> [Challenge]:
From the entries below, copy out every line with "camp" in it.

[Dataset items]
────────

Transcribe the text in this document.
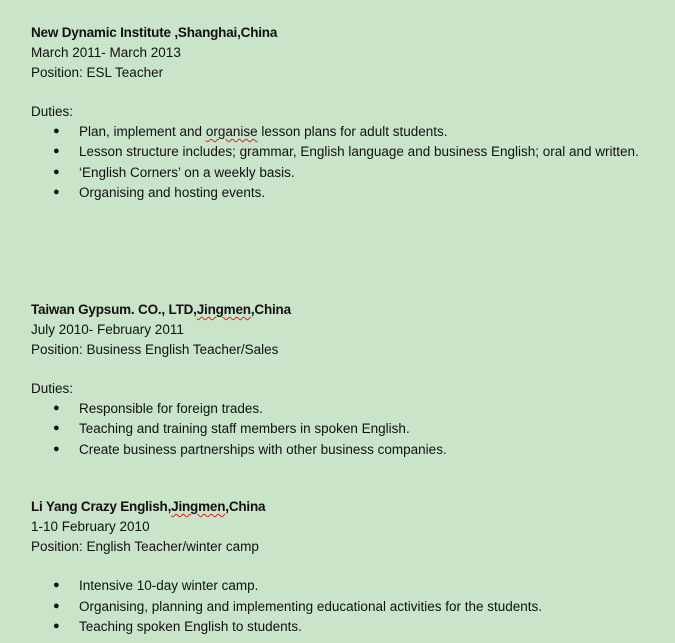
New Dynamic Institute ,Shanghai,China
March 2011- March 2013
Position: ESL Teacher
Duties:
● Plan, implement and organise lesson plans for adult students.
● Lesson structure includes; grammar, English language and business English; oral and written.
● ‘English Corners’ on a weekly basis.
● Organising and hosting events.
Taiwan Gypsum. CO., LTD,Jingmen,China
July 2010- February 2011
Position: Business English Teacher/Sales
Duties:
● Responsible for foreign trades.
● Teaching and training staff members in spoken English.
● Create business partnerships with other business companies.
Li Yang Crazy English,Jingmen,China
1-10 February 2010
Position: English Teacher/winter camp
● Intensive 10-day winter camp.
● Organising, planning and implementing educational activities for the students.
● Teaching spoken English to students.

────────

> [Complete response]:
Position: English Teacher/winter camp
● Intensive 10-day winter camp.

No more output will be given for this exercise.